## WRITTEN INSTRUCTION
Which lines of the records contain "plus"? Collect every one of them.

Extracted records

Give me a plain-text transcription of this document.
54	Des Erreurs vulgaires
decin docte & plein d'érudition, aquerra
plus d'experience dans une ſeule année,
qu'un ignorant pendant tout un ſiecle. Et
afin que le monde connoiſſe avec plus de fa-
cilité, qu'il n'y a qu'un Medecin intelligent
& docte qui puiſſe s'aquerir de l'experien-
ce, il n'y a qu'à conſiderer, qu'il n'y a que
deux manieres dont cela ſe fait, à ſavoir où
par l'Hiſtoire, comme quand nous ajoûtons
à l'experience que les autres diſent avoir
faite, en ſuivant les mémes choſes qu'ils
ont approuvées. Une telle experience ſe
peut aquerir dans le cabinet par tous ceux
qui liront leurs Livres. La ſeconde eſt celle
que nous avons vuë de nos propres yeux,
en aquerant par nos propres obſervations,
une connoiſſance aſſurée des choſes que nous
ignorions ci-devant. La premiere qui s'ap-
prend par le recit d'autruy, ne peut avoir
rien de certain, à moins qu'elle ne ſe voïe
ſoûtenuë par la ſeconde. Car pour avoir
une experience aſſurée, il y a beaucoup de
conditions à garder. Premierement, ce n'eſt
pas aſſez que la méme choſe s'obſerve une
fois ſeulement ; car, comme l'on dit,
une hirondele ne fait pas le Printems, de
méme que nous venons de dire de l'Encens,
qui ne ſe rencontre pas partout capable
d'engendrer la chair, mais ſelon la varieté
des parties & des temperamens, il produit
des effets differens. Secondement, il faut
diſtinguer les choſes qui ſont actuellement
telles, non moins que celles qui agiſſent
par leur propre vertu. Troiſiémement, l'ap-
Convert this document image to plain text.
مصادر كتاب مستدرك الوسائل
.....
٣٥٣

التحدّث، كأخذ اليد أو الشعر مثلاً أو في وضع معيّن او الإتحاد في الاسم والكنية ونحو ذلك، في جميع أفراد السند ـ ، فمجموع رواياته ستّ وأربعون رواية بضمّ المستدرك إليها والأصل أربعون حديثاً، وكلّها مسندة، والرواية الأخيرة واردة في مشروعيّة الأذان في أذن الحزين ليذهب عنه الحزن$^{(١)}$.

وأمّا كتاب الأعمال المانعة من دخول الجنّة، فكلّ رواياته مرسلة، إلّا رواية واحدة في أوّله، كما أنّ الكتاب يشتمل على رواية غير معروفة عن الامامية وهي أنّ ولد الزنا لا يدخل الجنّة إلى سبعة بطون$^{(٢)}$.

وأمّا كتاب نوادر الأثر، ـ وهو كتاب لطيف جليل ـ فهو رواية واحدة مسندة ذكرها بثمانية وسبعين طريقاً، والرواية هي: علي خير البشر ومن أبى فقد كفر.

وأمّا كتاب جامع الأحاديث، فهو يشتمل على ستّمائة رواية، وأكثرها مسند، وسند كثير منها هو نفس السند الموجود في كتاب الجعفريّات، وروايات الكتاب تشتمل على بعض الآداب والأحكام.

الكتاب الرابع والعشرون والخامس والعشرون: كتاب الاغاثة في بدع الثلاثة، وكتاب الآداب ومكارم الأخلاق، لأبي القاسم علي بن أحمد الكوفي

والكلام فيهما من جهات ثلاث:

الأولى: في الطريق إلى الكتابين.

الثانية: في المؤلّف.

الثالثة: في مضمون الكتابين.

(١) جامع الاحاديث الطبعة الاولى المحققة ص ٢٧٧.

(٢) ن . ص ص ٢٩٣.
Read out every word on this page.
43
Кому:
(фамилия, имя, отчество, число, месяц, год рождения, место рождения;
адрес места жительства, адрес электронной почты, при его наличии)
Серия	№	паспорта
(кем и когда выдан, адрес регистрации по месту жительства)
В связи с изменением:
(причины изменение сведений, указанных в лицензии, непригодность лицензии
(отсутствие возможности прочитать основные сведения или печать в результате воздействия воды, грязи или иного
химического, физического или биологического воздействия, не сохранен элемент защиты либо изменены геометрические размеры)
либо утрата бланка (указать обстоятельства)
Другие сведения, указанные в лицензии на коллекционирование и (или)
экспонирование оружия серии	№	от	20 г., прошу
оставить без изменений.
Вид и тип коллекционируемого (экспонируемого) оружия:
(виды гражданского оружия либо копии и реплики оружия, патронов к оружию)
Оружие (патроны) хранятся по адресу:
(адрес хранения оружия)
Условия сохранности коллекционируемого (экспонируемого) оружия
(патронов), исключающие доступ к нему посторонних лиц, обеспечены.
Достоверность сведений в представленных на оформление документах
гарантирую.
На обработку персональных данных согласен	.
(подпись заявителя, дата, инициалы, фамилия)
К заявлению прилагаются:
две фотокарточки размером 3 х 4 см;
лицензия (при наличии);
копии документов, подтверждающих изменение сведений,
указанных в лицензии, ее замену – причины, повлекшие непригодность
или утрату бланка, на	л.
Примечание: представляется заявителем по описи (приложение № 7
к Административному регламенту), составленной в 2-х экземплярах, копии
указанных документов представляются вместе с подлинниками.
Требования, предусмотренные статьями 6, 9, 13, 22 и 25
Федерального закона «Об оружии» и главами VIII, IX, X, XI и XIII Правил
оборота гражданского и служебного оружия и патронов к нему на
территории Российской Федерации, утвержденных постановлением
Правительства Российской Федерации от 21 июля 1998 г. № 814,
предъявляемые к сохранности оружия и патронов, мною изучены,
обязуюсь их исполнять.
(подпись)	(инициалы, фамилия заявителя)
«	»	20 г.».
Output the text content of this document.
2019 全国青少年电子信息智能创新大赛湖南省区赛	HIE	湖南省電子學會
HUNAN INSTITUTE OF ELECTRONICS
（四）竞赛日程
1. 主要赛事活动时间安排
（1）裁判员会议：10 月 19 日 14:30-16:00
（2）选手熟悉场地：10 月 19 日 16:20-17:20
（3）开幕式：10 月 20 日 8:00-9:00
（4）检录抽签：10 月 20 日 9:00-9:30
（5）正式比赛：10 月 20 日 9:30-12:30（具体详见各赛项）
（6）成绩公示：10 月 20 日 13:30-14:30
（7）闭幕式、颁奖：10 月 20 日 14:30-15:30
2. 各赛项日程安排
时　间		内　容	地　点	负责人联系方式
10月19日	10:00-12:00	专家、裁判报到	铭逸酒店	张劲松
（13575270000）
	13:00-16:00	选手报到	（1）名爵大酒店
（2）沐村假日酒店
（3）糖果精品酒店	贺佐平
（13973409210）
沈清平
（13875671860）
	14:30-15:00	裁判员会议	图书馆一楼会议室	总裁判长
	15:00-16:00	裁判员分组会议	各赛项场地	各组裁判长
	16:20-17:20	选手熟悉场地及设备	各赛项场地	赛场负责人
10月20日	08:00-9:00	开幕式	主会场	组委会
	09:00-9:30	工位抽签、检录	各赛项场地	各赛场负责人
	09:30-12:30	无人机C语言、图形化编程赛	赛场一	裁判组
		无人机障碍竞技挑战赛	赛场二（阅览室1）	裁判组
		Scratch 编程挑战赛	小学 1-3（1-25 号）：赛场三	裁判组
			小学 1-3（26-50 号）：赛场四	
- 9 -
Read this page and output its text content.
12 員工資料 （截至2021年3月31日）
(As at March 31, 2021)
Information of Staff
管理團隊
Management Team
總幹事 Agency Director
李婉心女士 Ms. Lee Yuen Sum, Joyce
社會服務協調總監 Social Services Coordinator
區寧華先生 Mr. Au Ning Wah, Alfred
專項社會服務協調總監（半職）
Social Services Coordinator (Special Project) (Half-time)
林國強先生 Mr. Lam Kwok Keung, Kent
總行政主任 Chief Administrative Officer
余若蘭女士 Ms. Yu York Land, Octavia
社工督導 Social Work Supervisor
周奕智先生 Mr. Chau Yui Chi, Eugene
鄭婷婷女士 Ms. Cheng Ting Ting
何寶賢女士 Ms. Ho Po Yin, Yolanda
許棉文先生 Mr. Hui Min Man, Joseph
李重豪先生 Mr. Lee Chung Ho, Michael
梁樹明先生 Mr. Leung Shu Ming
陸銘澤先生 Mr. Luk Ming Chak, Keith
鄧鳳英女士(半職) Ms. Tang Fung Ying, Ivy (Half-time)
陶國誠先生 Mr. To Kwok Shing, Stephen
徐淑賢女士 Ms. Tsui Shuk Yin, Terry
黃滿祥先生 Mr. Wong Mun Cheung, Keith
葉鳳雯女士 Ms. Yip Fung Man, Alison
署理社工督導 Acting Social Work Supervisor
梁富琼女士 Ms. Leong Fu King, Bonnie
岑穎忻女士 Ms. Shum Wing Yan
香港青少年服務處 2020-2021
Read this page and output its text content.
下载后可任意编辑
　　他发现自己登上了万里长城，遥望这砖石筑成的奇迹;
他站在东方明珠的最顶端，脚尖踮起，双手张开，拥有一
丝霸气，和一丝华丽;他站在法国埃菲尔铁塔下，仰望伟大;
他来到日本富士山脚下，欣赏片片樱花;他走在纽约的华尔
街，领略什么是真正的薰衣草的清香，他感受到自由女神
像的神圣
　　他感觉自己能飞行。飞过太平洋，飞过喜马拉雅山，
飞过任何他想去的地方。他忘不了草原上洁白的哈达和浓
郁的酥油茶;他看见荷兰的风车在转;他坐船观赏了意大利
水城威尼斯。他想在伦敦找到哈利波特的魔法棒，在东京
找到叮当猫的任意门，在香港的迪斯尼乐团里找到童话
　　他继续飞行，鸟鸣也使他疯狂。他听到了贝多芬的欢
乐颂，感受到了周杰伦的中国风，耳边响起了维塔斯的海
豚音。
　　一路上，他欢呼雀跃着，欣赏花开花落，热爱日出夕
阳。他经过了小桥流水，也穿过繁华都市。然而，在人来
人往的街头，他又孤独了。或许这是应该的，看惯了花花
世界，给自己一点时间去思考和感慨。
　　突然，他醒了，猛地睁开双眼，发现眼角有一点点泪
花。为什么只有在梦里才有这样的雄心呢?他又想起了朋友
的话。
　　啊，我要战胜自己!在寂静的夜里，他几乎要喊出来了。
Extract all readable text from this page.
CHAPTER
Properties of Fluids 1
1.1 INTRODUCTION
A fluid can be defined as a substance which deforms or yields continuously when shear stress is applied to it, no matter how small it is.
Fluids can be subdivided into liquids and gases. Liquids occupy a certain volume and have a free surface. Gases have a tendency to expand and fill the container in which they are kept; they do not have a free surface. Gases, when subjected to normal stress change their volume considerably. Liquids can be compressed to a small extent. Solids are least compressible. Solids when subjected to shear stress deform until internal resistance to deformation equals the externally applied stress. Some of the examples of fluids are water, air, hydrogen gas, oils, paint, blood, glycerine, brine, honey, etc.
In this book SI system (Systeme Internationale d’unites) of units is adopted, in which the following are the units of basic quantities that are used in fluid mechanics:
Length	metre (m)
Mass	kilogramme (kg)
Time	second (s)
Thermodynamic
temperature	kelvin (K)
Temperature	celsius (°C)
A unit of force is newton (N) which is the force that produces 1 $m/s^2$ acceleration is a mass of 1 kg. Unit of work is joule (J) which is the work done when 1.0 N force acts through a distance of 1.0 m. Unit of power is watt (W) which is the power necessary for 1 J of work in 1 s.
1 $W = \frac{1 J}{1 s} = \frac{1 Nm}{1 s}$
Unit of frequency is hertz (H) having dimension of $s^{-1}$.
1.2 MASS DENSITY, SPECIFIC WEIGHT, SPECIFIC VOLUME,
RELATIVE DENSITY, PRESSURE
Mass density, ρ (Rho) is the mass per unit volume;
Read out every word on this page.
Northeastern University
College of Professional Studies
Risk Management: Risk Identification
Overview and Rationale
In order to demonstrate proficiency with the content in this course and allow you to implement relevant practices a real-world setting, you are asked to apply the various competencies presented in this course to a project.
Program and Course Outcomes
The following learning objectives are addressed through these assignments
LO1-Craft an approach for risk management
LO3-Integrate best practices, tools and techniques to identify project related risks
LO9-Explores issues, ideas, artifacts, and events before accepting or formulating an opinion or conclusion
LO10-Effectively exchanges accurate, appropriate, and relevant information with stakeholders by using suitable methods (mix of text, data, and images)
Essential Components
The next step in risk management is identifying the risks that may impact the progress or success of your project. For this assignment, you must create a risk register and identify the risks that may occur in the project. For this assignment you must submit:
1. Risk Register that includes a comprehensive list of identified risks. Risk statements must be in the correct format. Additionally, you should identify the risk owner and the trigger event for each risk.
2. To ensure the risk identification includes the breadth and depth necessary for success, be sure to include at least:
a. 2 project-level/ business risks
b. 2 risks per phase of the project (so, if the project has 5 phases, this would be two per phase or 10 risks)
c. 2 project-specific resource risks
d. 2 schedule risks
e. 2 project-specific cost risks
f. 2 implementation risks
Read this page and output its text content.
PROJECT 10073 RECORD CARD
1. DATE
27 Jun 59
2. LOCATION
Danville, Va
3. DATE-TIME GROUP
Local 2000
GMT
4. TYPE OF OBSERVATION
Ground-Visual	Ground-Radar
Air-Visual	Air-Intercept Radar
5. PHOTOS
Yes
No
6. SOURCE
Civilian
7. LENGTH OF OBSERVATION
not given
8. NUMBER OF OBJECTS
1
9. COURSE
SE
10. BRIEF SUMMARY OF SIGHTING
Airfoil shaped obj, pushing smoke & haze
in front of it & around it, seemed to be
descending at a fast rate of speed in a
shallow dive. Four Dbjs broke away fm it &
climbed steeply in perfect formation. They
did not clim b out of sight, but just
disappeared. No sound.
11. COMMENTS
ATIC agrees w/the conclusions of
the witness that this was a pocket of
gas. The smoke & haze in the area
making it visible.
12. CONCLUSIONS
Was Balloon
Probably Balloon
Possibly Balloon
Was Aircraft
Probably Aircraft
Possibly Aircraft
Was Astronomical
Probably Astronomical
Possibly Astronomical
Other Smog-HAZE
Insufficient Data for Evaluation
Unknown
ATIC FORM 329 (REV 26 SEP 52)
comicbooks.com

## RESULT
plus d'experience dans une ſeule année,
afin que le monde connoiſſe avec plus de fa-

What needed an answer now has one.